Task requirements —
Repeat the whole listing below, word for word.

Data extract —
-=-=-
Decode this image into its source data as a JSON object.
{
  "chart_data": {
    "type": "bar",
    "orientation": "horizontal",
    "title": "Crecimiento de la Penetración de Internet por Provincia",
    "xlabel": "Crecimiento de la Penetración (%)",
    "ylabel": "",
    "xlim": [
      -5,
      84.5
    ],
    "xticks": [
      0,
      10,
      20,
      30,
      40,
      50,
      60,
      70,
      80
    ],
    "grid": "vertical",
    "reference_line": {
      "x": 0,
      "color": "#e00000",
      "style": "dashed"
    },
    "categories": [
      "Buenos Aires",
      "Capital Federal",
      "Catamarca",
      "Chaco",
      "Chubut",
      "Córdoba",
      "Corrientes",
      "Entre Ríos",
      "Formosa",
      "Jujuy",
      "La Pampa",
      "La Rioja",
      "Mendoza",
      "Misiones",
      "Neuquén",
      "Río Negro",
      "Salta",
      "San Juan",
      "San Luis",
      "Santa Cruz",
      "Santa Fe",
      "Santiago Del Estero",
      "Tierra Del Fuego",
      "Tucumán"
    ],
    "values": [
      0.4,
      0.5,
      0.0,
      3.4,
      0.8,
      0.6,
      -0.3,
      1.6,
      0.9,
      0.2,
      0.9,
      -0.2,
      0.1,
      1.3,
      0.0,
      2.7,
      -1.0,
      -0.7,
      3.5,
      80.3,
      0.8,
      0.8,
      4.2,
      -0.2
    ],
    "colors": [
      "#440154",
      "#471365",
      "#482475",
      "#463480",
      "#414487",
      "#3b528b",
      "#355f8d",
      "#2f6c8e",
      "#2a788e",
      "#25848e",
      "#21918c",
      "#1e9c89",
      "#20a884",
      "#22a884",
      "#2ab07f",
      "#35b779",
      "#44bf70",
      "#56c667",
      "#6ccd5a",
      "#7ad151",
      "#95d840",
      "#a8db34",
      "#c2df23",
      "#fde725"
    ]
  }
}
-=-=-
Solution to the problem —
Decode this image into its source data as a JSON object.
{
  "chart_data": {
    "type": "bar",
    "orientation": "horizontal",
    "title": "Crecimiento de la Penetración de Internet por Provincia",
    "xlabel": "Crecimiento de la Penetración (%)",
    "ylabel": "",
    "xlim": [
      -5,
      84.5
    ],
    "xticks": [
      0,
      10,
      20,
      30,
      40,
      50,
      60,
      70,
      80
    ],
    "grid": "vertical",
    "reference_line": {
      "x": 0,
      "color": "#e00000",
      "style": "dashed"
    },
    "categories": [
      "Buenos Aires",
      "Capital Federal",
      "Catamarca",
      "Chaco",
      "Chubut",
      "Córdoba",
      "Corrientes",
      "Entre Ríos",
      "Formosa",
      "Jujuy",
      "La Pampa",
      "La Rioja",
      "Mendoza",
      "Misiones",
      "Neuquén",
      "Río Negro",
      "Salta",
      "San Juan",
      "San Luis",
      "Santa Cruz",
      "Santa Fe",
      "Santiago Del Estero",
      "Tierra Del Fuego",
      "Tucumán"
    ],
    "values": [
      0.4,
      0.5,
      0.0,
      3.4,
      0.8,
      0.6,
      -0.3,
      1.6,
      0.9,
      0.2,
      0.9,
      -0.2,
      0.1,
      1.3,
      0.0,
      2.7,
      -1.0,
      -0.7,
      3.5,
      80.3,
      0.8,
      0.8,
      4.2,
      -0.2
    ],
    "colors": [
      "#440154",
      "#471365",
      "#482475",
      "#463480",
      "#414487",
      "#3b528b",
      "#355f8d",
      "#2f6c8e",
      "#2a788e",
      "#25848e",
      "#21918c",
      "#1e9c89",
      "#20a884",
      "#22a884",
      "#2ab07f",
      "#35b779",
      "#44bf70",
      "#56c667",
      "#6ccd5a",
      "#7ad151",
      "#95d840",
      "#a8db34",
      "#c2df23",
      "#fde725"
    ]
  }
}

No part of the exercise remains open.